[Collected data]
══════════

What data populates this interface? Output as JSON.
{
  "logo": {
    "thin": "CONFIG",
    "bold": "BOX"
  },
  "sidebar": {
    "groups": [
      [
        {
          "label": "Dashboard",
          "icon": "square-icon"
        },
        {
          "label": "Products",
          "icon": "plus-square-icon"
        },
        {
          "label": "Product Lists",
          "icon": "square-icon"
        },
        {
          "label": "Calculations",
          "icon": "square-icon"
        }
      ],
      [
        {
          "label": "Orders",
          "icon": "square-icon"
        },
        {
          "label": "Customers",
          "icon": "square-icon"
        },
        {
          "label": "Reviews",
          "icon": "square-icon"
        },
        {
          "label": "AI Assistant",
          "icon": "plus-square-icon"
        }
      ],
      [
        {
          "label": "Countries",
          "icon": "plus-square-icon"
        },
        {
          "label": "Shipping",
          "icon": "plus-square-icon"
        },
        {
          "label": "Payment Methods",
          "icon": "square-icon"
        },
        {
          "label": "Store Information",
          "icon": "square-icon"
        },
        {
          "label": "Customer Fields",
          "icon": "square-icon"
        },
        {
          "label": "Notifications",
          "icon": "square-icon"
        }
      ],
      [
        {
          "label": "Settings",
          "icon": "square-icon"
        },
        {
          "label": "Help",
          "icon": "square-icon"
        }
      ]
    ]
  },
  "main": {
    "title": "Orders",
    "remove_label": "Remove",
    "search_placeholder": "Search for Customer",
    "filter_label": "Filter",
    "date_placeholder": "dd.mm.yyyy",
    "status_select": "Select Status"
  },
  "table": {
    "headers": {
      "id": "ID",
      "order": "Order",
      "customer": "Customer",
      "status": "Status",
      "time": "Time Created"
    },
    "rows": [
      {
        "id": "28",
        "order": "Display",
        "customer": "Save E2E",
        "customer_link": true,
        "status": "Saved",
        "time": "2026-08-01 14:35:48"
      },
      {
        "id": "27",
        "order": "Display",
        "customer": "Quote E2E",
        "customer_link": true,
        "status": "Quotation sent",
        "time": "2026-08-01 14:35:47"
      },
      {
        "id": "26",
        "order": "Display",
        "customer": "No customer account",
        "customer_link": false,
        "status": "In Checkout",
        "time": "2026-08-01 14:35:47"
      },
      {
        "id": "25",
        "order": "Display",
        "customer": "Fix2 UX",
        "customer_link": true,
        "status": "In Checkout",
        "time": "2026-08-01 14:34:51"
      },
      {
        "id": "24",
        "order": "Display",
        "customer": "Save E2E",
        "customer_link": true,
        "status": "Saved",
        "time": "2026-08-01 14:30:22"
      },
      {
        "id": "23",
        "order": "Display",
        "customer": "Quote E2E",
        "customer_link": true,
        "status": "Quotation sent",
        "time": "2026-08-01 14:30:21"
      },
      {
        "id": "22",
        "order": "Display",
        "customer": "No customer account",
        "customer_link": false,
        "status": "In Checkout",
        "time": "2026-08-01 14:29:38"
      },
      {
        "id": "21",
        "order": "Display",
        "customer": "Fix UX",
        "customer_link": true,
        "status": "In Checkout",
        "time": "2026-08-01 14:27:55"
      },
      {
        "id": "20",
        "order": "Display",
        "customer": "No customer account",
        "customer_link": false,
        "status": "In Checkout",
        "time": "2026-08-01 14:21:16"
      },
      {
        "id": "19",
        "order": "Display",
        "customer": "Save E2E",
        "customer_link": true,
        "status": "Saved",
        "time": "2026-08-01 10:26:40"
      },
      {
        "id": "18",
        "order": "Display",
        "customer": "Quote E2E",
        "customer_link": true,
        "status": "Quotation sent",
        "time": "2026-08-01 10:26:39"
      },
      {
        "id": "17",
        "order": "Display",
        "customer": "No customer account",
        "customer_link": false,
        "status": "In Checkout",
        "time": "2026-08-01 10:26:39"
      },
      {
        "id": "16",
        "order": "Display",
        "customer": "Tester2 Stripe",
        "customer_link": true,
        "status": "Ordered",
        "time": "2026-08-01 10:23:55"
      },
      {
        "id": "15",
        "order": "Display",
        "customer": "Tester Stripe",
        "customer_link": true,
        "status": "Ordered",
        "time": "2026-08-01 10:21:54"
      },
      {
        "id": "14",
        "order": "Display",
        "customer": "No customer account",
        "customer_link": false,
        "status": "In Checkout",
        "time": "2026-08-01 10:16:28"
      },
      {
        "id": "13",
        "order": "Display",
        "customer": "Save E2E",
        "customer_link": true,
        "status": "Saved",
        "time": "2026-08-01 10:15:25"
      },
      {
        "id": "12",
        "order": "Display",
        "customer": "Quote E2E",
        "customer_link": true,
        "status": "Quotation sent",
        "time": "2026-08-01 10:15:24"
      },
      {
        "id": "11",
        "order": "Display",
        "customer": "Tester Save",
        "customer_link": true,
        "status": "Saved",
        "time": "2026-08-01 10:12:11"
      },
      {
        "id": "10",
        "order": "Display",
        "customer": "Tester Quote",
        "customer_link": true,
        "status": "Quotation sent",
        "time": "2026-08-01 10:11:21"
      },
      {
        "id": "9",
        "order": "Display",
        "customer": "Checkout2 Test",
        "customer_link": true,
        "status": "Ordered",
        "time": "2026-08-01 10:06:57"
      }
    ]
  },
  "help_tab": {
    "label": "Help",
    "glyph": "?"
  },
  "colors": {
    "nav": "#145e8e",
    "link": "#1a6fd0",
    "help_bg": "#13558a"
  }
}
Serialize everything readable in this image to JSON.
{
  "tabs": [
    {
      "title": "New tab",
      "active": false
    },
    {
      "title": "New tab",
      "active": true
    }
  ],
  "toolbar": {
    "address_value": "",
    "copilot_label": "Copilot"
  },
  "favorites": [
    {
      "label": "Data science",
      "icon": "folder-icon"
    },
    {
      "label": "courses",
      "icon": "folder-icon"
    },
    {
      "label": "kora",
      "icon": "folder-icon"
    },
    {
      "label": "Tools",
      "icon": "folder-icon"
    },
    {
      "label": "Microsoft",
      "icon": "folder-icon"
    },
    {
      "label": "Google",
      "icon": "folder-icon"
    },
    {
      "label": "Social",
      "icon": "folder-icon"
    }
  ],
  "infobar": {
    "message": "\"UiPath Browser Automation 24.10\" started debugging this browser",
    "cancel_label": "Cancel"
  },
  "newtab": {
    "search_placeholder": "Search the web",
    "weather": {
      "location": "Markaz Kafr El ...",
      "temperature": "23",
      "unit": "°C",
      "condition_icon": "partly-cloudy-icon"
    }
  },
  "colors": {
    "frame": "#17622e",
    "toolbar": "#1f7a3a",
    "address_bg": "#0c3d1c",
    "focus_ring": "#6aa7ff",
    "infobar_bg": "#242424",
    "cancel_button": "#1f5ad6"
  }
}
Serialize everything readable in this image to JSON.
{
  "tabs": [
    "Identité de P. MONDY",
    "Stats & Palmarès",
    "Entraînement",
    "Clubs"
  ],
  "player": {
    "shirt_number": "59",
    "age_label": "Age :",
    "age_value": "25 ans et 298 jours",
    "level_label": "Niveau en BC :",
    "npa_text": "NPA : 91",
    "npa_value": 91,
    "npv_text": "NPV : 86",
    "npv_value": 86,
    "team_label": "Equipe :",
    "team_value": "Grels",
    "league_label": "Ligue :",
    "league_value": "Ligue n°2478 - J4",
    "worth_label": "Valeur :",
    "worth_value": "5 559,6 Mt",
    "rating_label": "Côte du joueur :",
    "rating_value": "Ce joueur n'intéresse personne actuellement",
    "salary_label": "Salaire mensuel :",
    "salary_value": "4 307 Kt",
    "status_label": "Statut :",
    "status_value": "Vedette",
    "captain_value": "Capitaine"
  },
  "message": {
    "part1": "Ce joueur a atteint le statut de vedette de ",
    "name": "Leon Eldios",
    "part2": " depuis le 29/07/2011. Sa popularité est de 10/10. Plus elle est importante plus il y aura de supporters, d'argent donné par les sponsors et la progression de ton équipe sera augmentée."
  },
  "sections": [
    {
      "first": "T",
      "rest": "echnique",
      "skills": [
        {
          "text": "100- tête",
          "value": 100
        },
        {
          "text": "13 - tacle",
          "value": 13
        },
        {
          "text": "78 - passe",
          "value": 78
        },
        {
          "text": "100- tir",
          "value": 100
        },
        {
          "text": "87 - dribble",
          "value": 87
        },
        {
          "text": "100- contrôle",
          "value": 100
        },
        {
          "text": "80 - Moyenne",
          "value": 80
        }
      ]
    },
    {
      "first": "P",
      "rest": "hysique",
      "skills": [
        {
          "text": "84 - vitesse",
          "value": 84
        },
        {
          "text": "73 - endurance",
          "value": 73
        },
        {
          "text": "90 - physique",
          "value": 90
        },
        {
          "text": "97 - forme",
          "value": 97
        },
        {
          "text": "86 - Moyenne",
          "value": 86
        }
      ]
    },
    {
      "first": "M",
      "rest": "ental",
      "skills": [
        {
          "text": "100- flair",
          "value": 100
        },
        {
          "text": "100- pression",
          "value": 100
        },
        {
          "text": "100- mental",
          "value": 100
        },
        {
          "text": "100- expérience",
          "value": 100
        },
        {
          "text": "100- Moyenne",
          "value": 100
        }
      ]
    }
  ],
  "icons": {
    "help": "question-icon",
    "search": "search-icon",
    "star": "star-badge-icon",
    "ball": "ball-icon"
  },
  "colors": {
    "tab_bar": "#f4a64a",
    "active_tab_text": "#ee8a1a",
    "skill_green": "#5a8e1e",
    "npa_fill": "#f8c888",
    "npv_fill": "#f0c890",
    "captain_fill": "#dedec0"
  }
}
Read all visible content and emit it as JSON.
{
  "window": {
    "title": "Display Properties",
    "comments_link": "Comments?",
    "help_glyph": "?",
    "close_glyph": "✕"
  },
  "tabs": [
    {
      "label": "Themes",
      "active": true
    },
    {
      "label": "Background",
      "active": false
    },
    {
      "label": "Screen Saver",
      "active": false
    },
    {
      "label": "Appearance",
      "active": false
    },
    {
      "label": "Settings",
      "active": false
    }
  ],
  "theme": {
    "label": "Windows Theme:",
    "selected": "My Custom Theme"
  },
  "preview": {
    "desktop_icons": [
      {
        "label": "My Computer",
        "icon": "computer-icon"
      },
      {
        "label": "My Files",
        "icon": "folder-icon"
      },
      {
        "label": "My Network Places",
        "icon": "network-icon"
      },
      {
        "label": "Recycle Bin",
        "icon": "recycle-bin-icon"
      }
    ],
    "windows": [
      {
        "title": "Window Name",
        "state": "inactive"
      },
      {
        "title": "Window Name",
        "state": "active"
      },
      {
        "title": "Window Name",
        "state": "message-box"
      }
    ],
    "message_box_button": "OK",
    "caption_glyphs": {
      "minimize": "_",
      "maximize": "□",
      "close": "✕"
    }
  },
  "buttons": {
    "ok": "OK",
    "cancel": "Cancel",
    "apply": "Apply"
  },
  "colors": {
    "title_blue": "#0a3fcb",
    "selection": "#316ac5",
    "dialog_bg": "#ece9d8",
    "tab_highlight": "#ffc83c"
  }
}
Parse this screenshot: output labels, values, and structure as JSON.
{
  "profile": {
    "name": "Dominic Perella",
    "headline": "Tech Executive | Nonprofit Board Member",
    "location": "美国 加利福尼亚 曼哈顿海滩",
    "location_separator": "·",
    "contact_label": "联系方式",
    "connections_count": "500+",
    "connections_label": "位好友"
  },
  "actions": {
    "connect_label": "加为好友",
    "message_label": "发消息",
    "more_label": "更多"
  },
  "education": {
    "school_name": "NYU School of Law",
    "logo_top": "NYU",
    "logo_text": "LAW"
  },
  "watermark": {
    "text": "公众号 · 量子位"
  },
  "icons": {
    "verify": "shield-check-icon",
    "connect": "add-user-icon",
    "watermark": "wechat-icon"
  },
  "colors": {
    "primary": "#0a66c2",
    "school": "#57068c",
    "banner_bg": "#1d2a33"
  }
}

══════════

* [What the exercise asks]:
In the entries above, how many lines hold the word "Stripe"? State the number and nothing else.

* [Complete output]:
2